## EXERCISE INPUTS
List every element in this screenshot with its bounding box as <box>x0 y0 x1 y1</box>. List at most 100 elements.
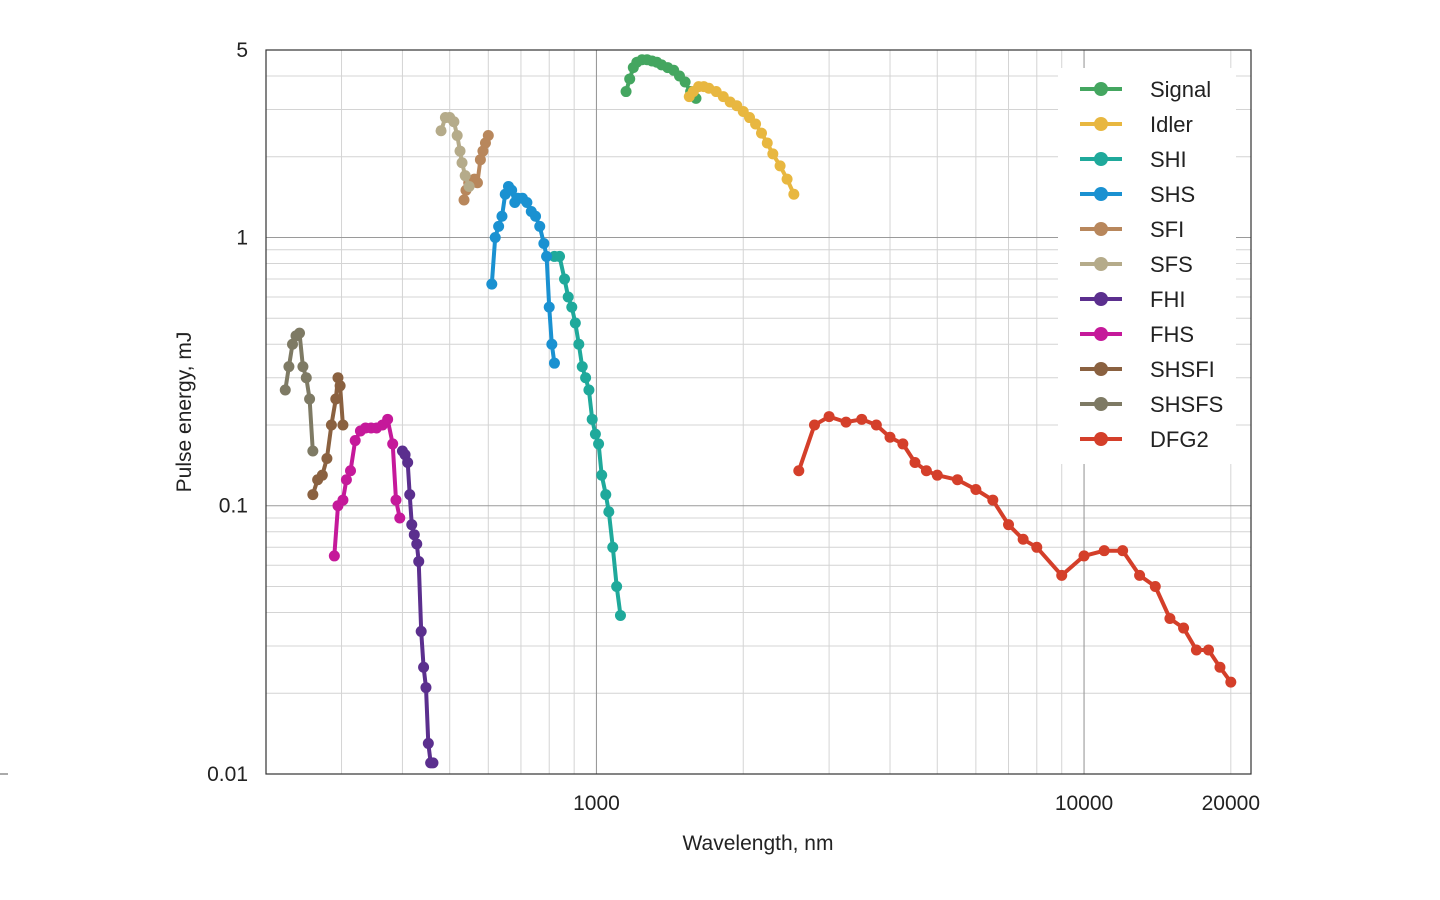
data-point-sfs <box>463 180 475 192</box>
data-point-fhi <box>413 555 425 567</box>
data-point-dfg2 <box>823 411 835 423</box>
data-point-dfg2 <box>1098 545 1110 557</box>
data-point-dfg2 <box>856 413 868 425</box>
legend-label: SFI <box>1150 217 1184 242</box>
series-line-shi <box>552 254 623 618</box>
data-point-sfi <box>474 154 486 166</box>
data-point-shsfi <box>321 453 333 465</box>
data-point-shsfs <box>300 372 312 384</box>
y-tick-label: 0.01 <box>207 763 248 786</box>
legend-swatch-marker <box>1094 327 1108 341</box>
data-point-shi <box>600 489 612 501</box>
data-point-dfg2 <box>1031 541 1043 553</box>
data-point-shi <box>562 291 574 303</box>
data-point-dfg2 <box>1017 533 1029 545</box>
legend-item-shsfi: SHSFI <box>1080 357 1215 382</box>
series-sfs <box>435 112 475 192</box>
data-point-sfi <box>471 177 483 189</box>
legend-label: SHI <box>1150 147 1187 172</box>
data-point-shsfs <box>283 361 295 373</box>
series-shsfs <box>279 327 319 457</box>
legend-label: Signal <box>1150 77 1211 102</box>
legend-label: SHSFS <box>1150 392 1223 417</box>
data-point-dfg2 <box>1117 545 1129 557</box>
data-point-shsfs <box>307 445 319 457</box>
series-idler <box>683 81 800 200</box>
data-point-shi <box>583 384 595 396</box>
data-point-dfg2 <box>951 474 963 486</box>
data-point-dfg2 <box>1003 519 1015 531</box>
data-point-fhs <box>349 435 361 447</box>
legend-swatch-marker <box>1094 257 1108 271</box>
data-point-dfg2 <box>920 465 932 477</box>
data-point-shsfs <box>287 338 299 350</box>
data-point-dfg2 <box>1190 644 1202 656</box>
data-point-fhi <box>402 456 414 468</box>
data-point-shsfs <box>294 327 306 339</box>
data-point-idler <box>761 137 773 149</box>
series-shsfi <box>307 372 349 501</box>
legend-item-shsfs: SHSFS <box>1080 392 1223 417</box>
data-point-fhi <box>404 489 416 501</box>
legend-swatch-marker <box>1094 117 1108 131</box>
legend-item-fhi: FHI <box>1080 287 1185 312</box>
data-point-fhi <box>420 682 432 694</box>
data-point-shi <box>589 428 601 440</box>
data-point-dfg2 <box>1225 676 1237 688</box>
data-point-fhi <box>415 625 427 637</box>
legend-swatch-marker <box>1094 397 1108 411</box>
legend-swatch-marker <box>1094 292 1108 306</box>
data-point-shi <box>611 581 623 593</box>
data-point-dfg2 <box>1214 661 1226 673</box>
data-point-sfs <box>454 145 466 157</box>
x-tick-labels: 1000 10000 20000 <box>573 792 1260 815</box>
data-point-sfs <box>435 125 447 137</box>
data-point-dfg2 <box>1164 612 1176 624</box>
data-point-fhs <box>394 512 406 524</box>
data-point-sfs <box>456 157 468 169</box>
data-point-dfg2 <box>909 456 921 468</box>
data-point-shsfi <box>307 489 319 501</box>
data-point-shsfi <box>337 419 349 431</box>
legend-label: Idler <box>1150 112 1193 137</box>
y-axis-title: Pulse energy, mJ <box>173 332 196 493</box>
data-point-fhs <box>390 494 402 506</box>
data-point-shi <box>559 273 571 285</box>
data-point-idler <box>750 118 762 130</box>
data-point-idler <box>755 127 767 139</box>
data-point-shi <box>569 317 581 329</box>
data-point-shs <box>506 184 518 196</box>
legend-label: SHS <box>1150 182 1195 207</box>
data-point-shsfs <box>304 393 316 405</box>
legend-label: FHI <box>1150 287 1185 312</box>
data-point-shs <box>530 210 542 222</box>
data-point-idler <box>767 148 779 160</box>
legend-item-sfs: SFS <box>1080 252 1193 277</box>
legend-swatch-marker <box>1094 432 1108 446</box>
data-point-signal <box>624 73 636 85</box>
data-point-sfs <box>451 130 463 142</box>
data-point-dfg2 <box>987 494 999 506</box>
data-point-shi <box>614 609 626 621</box>
legend-item-dfg2: DFG2 <box>1080 427 1209 452</box>
legend-swatch-marker <box>1094 82 1108 96</box>
data-point-idler <box>781 173 793 185</box>
data-point-dfg2 <box>897 438 909 450</box>
data-point-dfg2 <box>1203 644 1215 656</box>
legend-swatch-marker <box>1094 152 1108 166</box>
legend-label: DFG2 <box>1150 427 1209 452</box>
legend-swatch-marker <box>1094 362 1108 376</box>
series-fhi <box>396 445 439 769</box>
data-point-shi <box>580 372 592 384</box>
series-fhs <box>328 413 406 562</box>
data-point-dfg2 <box>1134 569 1146 581</box>
data-point-dfg2 <box>931 469 943 481</box>
legend: Signal Idler SHI SHS SFI SFS FHI FHS SHSFI SHSFS D… <box>1058 68 1236 464</box>
data-point-dfg2 <box>970 483 982 495</box>
series-layer <box>279 54 1237 769</box>
data-point-shsfi <box>325 419 337 431</box>
y-tick-label: 1 <box>236 226 248 249</box>
plot-frame <box>265 49 1252 775</box>
data-point-shi <box>596 469 608 481</box>
data-point-shs <box>493 220 505 232</box>
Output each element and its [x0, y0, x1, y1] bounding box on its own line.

## WHAT YOU HAVE TO DO
Copy the data verbatim, from the line with "data-point-sfs <box>463 180 475 192</box>" to the line with "legend-label: Signal <box>1150", including both of those lines.

## COMPLETE ANSWER
data-point-sfs <box>463 180 475 192</box>
data-point-fhi <box>413 555 425 567</box>
data-point-dfg2 <box>823 411 835 423</box>
data-point-dfg2 <box>1098 545 1110 557</box>
data-point-dfg2 <box>856 413 868 425</box>
legend-label: SFI <box>1150 217 1184 242</box>
series-line-shi <box>552 254 623 618</box>
data-point-sfi <box>474 154 486 166</box>
data-point-shsfi <box>321 453 333 465</box>
data-point-shsfs <box>300 372 312 384</box>
y-tick-label: 0.01 <box>207 763 248 786</box>
legend-swatch-marker <box>1094 327 1108 341</box>
data-point-shi <box>600 489 612 501</box>
data-point-dfg2 <box>1031 541 1043 553</box>
data-point-shi <box>562 291 574 303</box>
data-point-dfg2 <box>1017 533 1029 545</box>
legend-item-shsfi: SHSFI <box>1080 357 1215 382</box>
series-sfs <box>435 112 475 192</box>
data-point-sfi <box>471 177 483 189</box>
legend-label: SHI <box>1150 147 1187 172</box>
data-point-shsfs <box>283 361 295 373</box>
series-shsfs <box>279 327 319 457</box>
legend-label: Signal <box>1150 77 1211 102</box>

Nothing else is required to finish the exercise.